Every line below that holds the string "counts" should be copied out.

Figure content listings
___

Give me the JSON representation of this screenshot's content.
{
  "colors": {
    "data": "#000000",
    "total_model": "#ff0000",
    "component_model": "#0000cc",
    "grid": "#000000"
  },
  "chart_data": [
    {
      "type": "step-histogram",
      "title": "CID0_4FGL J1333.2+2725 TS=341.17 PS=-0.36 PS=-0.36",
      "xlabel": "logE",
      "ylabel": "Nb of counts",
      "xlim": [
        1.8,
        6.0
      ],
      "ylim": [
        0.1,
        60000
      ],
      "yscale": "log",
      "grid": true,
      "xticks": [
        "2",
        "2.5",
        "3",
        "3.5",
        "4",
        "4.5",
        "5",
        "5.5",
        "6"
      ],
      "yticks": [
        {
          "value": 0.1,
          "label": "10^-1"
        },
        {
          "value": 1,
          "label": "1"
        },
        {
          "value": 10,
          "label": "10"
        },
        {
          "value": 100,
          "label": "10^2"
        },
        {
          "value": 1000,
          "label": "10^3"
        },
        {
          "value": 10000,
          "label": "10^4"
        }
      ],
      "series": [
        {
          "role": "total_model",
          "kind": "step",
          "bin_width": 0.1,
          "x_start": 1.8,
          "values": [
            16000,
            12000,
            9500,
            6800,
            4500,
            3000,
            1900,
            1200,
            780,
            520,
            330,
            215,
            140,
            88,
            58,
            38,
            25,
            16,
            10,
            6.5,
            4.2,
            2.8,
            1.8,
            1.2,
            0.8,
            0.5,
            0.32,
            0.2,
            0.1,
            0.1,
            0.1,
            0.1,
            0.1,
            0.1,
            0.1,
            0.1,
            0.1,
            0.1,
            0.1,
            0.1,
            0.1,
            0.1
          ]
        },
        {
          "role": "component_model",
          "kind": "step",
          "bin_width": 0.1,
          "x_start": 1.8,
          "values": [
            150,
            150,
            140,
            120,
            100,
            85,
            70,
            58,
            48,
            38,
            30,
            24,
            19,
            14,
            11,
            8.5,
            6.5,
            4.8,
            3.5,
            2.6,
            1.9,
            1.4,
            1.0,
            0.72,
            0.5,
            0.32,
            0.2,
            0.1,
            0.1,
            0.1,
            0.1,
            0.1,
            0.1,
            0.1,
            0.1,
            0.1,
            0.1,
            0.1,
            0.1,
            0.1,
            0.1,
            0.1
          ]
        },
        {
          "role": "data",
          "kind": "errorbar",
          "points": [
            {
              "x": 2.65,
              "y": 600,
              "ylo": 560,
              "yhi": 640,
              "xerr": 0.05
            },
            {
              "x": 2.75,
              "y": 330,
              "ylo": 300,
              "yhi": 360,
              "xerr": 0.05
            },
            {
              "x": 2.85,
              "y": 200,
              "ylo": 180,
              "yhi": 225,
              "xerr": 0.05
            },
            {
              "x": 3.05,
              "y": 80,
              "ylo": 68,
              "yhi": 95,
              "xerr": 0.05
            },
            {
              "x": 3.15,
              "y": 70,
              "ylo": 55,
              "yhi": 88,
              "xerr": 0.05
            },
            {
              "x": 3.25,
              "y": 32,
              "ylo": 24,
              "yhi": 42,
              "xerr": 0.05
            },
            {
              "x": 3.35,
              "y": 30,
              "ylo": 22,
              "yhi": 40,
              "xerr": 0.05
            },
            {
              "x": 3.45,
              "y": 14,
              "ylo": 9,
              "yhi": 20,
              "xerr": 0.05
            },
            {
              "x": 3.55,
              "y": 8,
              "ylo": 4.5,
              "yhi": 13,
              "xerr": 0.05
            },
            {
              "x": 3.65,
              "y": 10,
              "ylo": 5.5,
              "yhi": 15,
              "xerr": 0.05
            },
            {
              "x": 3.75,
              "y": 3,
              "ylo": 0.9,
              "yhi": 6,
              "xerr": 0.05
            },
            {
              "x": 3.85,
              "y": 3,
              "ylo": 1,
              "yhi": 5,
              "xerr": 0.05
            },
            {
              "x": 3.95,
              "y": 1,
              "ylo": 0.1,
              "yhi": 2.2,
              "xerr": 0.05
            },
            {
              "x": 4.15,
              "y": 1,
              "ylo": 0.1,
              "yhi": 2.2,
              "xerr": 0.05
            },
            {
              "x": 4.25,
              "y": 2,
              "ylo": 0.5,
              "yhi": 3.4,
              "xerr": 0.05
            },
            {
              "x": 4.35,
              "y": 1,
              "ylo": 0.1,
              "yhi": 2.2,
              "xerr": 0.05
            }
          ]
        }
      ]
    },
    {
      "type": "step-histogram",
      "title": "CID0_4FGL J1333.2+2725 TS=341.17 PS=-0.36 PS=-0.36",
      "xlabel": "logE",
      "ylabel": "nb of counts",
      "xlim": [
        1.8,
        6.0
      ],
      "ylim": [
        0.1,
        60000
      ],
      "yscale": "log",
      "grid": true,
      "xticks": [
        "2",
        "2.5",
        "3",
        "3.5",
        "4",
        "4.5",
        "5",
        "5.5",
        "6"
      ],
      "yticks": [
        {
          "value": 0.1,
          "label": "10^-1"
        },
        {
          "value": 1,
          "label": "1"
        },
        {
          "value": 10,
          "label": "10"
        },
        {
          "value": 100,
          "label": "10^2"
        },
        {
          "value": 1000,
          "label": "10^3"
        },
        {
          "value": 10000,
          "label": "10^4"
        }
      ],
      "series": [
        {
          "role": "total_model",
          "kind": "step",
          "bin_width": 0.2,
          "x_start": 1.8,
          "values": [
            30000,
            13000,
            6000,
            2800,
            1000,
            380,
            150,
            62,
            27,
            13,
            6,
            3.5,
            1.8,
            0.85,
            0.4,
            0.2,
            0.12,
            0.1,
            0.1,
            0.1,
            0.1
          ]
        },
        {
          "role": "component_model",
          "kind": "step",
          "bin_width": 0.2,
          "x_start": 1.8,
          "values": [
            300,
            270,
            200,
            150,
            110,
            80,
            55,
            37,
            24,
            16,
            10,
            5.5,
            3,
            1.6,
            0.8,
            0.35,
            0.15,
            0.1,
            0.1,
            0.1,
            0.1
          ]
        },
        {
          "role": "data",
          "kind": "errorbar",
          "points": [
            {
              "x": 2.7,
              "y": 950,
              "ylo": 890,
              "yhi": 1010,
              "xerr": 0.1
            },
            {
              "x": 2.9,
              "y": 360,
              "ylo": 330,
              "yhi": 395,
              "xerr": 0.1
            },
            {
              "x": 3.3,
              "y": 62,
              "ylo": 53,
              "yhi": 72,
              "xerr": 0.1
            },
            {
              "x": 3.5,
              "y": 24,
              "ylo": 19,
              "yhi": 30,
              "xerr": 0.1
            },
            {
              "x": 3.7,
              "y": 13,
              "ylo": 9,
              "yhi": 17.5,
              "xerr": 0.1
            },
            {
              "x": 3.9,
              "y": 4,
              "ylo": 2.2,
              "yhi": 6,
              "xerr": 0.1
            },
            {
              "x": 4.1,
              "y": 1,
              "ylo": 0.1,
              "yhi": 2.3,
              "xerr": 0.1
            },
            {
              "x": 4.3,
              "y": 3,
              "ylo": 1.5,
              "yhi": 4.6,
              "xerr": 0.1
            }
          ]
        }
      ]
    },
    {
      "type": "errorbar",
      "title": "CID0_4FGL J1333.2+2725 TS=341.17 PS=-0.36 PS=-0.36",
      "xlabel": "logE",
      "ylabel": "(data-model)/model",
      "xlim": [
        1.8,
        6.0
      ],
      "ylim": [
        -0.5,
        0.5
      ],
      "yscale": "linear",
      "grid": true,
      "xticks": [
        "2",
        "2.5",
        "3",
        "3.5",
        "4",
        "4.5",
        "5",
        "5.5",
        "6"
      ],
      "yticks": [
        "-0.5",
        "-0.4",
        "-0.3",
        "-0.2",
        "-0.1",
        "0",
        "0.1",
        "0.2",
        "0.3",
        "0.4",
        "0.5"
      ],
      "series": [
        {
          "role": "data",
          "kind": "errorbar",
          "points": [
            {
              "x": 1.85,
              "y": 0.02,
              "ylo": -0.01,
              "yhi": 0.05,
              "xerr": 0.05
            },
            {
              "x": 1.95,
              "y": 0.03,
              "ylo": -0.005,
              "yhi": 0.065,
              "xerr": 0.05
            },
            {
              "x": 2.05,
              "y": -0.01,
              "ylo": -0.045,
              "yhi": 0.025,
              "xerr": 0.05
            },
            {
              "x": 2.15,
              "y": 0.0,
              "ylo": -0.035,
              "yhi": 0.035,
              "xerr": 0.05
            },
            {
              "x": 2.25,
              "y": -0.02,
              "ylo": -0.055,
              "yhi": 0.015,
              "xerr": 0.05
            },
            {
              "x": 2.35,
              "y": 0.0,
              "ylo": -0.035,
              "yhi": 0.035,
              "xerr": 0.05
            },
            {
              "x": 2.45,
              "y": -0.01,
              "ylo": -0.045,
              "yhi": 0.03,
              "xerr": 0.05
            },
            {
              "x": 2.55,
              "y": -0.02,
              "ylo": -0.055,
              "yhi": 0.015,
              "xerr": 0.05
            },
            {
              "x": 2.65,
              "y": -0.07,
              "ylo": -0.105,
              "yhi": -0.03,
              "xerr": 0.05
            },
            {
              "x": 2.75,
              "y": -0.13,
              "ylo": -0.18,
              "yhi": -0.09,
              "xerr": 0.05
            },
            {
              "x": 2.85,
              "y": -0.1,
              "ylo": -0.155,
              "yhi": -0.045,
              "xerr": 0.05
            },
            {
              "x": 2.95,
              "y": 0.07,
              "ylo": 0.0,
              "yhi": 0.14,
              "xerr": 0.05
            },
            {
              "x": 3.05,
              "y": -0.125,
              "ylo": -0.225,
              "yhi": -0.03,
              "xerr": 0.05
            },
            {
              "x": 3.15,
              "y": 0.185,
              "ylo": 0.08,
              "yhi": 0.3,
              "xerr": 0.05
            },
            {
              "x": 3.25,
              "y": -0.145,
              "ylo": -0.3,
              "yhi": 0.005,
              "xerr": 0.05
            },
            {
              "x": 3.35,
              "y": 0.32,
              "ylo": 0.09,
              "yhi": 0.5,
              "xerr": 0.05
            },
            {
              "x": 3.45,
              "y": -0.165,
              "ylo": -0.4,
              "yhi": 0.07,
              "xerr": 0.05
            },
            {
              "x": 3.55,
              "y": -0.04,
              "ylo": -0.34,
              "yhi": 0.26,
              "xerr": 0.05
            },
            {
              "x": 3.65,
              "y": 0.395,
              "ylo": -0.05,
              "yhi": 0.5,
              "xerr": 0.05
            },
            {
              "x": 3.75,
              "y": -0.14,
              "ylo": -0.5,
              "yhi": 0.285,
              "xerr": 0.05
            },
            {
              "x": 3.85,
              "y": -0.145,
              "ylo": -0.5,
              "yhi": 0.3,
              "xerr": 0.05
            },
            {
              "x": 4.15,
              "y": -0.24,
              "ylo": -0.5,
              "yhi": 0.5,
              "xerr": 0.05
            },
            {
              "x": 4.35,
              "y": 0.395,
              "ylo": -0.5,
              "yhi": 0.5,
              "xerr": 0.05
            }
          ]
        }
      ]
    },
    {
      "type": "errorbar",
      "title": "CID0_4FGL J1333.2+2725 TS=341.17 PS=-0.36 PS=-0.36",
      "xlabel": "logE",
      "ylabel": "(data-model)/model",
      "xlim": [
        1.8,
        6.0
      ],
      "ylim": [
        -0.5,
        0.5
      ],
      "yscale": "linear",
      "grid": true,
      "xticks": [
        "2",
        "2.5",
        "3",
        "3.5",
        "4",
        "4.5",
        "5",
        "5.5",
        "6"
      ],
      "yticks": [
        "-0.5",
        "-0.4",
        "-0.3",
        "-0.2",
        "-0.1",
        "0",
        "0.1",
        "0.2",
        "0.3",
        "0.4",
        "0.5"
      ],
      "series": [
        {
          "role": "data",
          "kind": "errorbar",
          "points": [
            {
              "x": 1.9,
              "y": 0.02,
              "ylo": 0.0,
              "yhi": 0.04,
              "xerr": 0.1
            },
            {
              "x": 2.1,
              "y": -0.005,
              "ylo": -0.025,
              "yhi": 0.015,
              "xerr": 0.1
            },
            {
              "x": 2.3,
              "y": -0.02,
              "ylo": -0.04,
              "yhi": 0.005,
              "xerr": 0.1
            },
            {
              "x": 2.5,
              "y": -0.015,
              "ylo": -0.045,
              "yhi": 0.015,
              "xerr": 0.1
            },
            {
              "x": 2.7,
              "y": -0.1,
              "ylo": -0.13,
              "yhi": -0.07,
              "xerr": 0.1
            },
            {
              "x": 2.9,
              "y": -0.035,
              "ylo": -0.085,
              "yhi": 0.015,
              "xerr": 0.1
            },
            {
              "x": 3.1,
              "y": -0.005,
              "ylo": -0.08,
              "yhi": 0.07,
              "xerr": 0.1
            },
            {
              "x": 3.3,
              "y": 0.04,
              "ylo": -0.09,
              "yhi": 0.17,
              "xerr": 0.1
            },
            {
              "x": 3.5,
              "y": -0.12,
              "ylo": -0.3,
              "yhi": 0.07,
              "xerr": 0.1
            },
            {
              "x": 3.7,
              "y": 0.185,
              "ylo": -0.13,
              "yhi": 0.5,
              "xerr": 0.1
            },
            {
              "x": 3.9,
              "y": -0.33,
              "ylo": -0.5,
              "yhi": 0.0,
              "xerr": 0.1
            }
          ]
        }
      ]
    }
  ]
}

___

RESULT OF THE TASK =>
      "ylabel": "Nb of counts",
      "ylabel": "nb of counts",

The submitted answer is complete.